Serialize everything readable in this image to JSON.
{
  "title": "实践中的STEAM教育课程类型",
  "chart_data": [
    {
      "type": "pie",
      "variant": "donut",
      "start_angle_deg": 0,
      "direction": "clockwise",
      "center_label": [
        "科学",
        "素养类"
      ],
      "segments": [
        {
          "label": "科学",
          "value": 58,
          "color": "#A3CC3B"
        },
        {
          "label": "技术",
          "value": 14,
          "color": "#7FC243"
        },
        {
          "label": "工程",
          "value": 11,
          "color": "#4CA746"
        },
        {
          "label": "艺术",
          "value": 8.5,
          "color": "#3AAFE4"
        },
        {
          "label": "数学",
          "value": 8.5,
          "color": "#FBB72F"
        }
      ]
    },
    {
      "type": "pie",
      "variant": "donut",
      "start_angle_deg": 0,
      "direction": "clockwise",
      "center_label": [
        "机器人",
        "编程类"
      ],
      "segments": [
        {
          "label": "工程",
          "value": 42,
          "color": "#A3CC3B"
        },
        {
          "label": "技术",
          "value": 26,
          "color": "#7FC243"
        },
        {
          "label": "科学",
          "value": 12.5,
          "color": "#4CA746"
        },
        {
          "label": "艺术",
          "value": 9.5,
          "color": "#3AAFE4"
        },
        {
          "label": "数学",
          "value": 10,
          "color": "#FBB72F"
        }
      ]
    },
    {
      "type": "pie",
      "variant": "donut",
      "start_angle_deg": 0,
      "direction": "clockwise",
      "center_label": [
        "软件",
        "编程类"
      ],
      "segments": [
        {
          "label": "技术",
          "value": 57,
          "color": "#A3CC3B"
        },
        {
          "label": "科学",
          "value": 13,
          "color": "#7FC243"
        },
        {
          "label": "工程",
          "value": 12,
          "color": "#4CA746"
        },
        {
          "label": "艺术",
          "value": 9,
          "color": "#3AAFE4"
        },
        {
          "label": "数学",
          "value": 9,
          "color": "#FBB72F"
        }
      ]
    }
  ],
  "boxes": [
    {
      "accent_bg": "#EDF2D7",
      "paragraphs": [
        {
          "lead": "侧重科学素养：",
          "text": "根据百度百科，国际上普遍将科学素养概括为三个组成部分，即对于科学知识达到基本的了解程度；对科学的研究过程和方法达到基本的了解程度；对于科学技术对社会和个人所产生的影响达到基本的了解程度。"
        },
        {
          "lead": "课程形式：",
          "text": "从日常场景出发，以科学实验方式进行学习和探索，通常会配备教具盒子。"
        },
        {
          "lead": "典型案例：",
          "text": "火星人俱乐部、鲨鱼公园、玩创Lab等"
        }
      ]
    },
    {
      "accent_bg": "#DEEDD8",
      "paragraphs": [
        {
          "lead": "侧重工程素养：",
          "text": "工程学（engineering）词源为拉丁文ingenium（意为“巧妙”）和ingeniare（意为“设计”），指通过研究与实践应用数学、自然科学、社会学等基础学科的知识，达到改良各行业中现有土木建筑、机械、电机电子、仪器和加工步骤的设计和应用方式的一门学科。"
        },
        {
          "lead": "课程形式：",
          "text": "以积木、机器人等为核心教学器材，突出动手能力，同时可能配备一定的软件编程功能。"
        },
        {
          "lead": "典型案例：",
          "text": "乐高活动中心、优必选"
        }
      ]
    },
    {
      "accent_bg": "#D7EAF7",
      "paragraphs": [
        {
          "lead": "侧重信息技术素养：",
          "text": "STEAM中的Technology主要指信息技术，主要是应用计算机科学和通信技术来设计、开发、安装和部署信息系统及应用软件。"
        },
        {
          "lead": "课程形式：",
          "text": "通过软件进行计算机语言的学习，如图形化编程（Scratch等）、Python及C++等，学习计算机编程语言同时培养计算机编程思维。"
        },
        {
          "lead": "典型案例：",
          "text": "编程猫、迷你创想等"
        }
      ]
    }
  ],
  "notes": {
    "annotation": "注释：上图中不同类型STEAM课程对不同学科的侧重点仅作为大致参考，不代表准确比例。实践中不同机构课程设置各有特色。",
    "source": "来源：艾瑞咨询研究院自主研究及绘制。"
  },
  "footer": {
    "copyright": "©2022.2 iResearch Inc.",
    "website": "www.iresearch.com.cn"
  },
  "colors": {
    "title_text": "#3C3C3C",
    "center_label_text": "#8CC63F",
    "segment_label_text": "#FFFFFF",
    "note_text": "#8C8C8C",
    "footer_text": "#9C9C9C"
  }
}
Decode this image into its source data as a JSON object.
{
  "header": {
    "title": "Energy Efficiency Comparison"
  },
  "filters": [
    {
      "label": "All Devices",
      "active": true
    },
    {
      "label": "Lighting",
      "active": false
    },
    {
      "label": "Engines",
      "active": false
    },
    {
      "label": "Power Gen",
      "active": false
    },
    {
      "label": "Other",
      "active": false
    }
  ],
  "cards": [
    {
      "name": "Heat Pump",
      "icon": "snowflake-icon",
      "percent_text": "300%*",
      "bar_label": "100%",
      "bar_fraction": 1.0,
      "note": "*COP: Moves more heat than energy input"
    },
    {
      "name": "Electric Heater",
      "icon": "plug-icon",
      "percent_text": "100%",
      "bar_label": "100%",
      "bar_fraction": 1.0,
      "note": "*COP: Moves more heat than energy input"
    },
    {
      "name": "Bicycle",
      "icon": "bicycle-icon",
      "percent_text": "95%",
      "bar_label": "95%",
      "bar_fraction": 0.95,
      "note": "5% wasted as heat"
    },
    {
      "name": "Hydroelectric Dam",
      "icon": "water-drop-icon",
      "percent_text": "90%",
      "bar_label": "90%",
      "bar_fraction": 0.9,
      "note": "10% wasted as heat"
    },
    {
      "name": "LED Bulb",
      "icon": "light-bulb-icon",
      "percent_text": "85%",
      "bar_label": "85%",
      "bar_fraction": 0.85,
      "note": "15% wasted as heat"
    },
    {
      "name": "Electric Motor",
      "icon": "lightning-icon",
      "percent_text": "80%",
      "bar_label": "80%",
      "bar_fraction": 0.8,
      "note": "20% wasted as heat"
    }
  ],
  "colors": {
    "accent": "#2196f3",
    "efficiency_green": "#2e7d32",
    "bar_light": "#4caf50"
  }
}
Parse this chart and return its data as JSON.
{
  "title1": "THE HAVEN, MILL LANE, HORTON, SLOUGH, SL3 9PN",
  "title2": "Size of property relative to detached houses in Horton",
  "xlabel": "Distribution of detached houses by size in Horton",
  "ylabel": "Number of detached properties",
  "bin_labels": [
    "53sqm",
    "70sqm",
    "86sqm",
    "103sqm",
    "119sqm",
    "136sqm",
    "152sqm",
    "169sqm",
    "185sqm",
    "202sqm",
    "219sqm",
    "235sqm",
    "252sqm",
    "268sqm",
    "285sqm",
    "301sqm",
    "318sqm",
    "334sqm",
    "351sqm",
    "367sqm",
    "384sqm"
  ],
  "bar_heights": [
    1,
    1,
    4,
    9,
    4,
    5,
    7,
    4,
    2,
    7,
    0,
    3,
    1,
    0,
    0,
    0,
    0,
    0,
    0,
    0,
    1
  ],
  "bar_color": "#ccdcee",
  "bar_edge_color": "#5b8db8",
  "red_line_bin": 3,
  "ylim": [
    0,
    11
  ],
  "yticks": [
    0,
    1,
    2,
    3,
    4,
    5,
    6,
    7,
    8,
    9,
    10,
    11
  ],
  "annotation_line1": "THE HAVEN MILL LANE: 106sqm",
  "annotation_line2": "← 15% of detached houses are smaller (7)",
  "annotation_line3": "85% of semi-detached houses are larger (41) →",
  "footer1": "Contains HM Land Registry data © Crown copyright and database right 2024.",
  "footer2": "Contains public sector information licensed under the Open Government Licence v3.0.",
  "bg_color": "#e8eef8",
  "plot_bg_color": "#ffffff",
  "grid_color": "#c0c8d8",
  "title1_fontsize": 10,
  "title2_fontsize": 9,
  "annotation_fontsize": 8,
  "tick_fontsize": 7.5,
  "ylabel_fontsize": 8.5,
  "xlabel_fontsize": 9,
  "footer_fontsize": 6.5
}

__What to produce__:
Only lines holding the string "JSON" are wanted; gather each one from the entries above.

__Response__:
Serialize everything readable in this image to JSON.
Decode this image into its source data as a JSON object.
Parse this chart and return its data as JSON.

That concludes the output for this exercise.